* _TO DO_
Below is some material; transcribe all of it exactly.
____________
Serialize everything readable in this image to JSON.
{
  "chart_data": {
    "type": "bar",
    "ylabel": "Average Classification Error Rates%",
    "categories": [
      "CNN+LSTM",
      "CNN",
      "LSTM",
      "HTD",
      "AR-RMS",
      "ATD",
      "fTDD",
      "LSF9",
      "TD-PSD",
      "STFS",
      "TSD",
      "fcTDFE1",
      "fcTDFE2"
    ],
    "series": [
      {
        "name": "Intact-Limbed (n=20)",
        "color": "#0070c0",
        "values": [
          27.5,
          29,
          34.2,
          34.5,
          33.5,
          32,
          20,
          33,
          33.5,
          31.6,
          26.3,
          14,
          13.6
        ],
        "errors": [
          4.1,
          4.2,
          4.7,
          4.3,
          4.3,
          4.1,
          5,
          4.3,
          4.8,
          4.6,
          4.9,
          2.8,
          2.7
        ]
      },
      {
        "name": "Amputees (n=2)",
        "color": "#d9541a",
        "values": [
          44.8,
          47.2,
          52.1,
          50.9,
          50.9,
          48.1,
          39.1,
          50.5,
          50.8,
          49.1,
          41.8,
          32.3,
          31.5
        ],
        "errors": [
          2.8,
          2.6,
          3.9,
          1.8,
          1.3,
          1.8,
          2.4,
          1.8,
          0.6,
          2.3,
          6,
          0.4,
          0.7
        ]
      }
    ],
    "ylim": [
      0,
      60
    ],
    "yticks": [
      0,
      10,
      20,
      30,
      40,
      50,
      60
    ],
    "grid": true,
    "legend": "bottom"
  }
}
____________
* _OUTPUT FOR THIS EXERCISE_
Serialize everything readable in this image to JSON.
{
  "chart_data": {
    "type": "bar",
    "ylabel": "Average Classification Error Rates%",
    "categories": [
      "CNN+LSTM",
      "CNN",
      "LSTM",
      "HTD",
      "AR-RMS",
      "ATD",
      "fTDD",
      "LSF9",
      "TD-PSD",
      "STFS",
      "TSD",
      "fcTDFE1",
      "fcTDFE2"
    ],
    "series": [
      {
        "name": "Intact-Limbed (n=20)",
        "color": "#0070c0",
        "values": [
          27.5,
          29,
          34.2,
          34.5,
          33.5,
          32,
          20,
          33,
          33.5,
          31.6,
          26.3,
          14,
          13.6
        ],
        "errors": [
          4.1,
          4.2,
          4.7,
          4.3,
          4.3,
          4.1,
          5,
          4.3,
          4.8,
          4.6,
          4.9,
          2.8,
          2.7
        ]
      },
      {
        "name": "Amputees (n=2)",
        "color": "#d9541a",
        "values": [
          44.8,
          47.2,
          52.1,
          50.9,
          50.9,
          48.1,
          39.1,
          50.5,
          50.8,
          49.1,
          41.8,
          32.3,
          31.5
        ],
        "errors": [
          2.8,
          2.6,
          3.9,
          1.8,
          1.3,
          1.8,
          2.4,
          1.8,
          0.6,
          2.3,
          6,
          0.4,
          0.7
        ]
      }
    ],
    "ylim": [
      0,
      60
    ],
    "yticks": [
      0,
      10,
      20,
      30,
      40,
      50,
      60
    ],
    "grid": true,
    "legend": "bottom"
  }
}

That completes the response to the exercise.